Copy every line of the material below word for word.

**Records excerpted from a collection**

○ ○ ○ ○ ○ ○ ○

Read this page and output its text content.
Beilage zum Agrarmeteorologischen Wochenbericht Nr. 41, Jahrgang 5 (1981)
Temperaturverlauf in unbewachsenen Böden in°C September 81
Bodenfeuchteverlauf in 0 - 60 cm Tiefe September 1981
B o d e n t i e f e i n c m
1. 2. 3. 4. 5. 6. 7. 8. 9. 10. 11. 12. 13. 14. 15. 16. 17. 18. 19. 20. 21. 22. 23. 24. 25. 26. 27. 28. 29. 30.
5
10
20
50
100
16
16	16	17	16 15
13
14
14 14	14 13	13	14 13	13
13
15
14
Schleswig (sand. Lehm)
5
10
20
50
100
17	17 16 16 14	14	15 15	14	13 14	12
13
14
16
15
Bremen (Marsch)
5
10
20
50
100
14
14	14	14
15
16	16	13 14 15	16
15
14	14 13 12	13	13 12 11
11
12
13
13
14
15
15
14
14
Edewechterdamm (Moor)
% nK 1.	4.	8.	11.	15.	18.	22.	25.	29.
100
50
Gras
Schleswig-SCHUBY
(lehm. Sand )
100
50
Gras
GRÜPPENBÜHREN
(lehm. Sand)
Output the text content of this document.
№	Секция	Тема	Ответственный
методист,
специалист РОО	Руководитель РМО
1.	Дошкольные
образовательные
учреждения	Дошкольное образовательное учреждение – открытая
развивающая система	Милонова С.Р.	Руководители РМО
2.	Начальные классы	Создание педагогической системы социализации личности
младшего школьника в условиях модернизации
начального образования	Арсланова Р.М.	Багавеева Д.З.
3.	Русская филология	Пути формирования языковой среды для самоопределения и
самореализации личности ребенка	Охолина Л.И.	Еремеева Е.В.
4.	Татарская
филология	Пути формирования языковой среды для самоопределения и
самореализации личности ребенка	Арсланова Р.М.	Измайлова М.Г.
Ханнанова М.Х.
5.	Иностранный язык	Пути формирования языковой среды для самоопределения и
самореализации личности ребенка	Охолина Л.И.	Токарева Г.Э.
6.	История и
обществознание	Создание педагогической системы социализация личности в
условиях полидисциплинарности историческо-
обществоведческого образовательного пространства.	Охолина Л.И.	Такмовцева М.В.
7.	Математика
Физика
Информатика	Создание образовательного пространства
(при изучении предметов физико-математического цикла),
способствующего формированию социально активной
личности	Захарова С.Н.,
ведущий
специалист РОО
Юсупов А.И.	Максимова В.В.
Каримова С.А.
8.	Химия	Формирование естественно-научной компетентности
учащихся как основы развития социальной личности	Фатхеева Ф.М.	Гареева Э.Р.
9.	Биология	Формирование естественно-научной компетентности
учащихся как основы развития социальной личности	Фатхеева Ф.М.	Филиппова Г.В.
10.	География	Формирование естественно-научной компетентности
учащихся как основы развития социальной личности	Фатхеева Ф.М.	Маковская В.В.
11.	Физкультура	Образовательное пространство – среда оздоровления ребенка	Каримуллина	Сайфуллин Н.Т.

○ ○ ○ ○ ○ ○ ○

**Task output**
Read this page and output its text content.
Beilage zum Agrarmeteorologischen Wochenbericht Nr. 41, Jahrgang 5 (1981)
Temperaturverlauf in unbewachsenen Böden in°C September 81
Bodenfeuchteverlauf in 0 - 60 cm Tiefe September 1981
B o d e n t i e f e i n c m
1. 2. 3. 4. 5. 6. 7. 8. 9. 10. 11. 12. 13. 14. 15. 16. 17. 18. 19. 20. 21. 22. 23. 24. 25. 26. 27. 28. 29. 30.
5
10
20
50
100
16
16	16	17	16 15
13
14
14 14	14 13	13	14 13	13
13
15
14
Schleswig (sand. Lehm)
5
10
20
50
100
17	17 16 16 14	14	15 15	14	13 14	12
13
14
16
15
Bremen (Marsch)
5
10
20
50
100
14
14	14	14
15
16	16	13 14 15	16
15
14	14 13 12	13	13 12 11
11
12
13
13
14
15
15
14
14
Edewechterdamm (Moor)
% nK 1.	4.	8.	11.	15.	18.	22.	25.	29.
100
50
Gras
Schleswig-SCHUBY
(lehm. Sand )
100
50
Gras
GRÜPPENBÜHREN
(lehm. Sand)
Output the text content of this document.
№	Секция	Тема	Ответственный
методист,
специалист РОО	Руководитель РМО
1.	Дошкольные
образовательные
учреждения	Дошкольное образовательное учреждение – открытая
развивающая система	Милонова С.Р.	Руководители РМО
2.	Начальные классы	Создание педагогической системы социализации личности
младшего школьника в условиях модернизации
начального образования	Арсланова Р.М.	Багавеева Д.З.
3.	Русская филология	Пути формирования языковой среды для самоопределения и
самореализации личности ребенка	Охолина Л.И.	Еремеева Е.В.
4.	Татарская
филология	Пути формирования языковой среды для самоопределения и
самореализации личности ребенка	Арсланова Р.М.	Измайлова М.Г.
Ханнанова М.Х.
5.	Иностранный язык	Пути формирования языковой среды для самоопределения и
самореализации личности ребенка	Охолина Л.И.	Токарева Г.Э.
6.	История и
обществознание	Создание педагогической системы социализация личности в
условиях полидисциплинарности историческо-
обществоведческого образовательного пространства.	Охолина Л.И.	Такмовцева М.В.
7.	Математика
Физика
Информатика	Создание образовательного пространства
(при изучении предметов физико-математического цикла),
способствующего формированию социально активной
личности	Захарова С.Н.,
ведущий
специалист РОО
Юсупов А.И.	Максимова В.В.
Каримова С.А.
8.	Химия	Формирование естественно-научной компетентности
учащихся как основы развития социальной личности	Фатхеева Ф.М.	Гареева Э.Р.
9.	Биология	Формирование естественно-научной компетентности
учащихся как основы развития социальной личности	Фатхеева Ф.М.	Филиппова Г.В.
10.	География	Формирование естественно-научной компетентности
учащихся как основы развития социальной личности	Фатхеева Ф.М.	Маковская В.В.
11.	Физкультура	Образовательное пространство – среда оздоровления ребенка	Каримуллина	Сайфуллин Н.Т.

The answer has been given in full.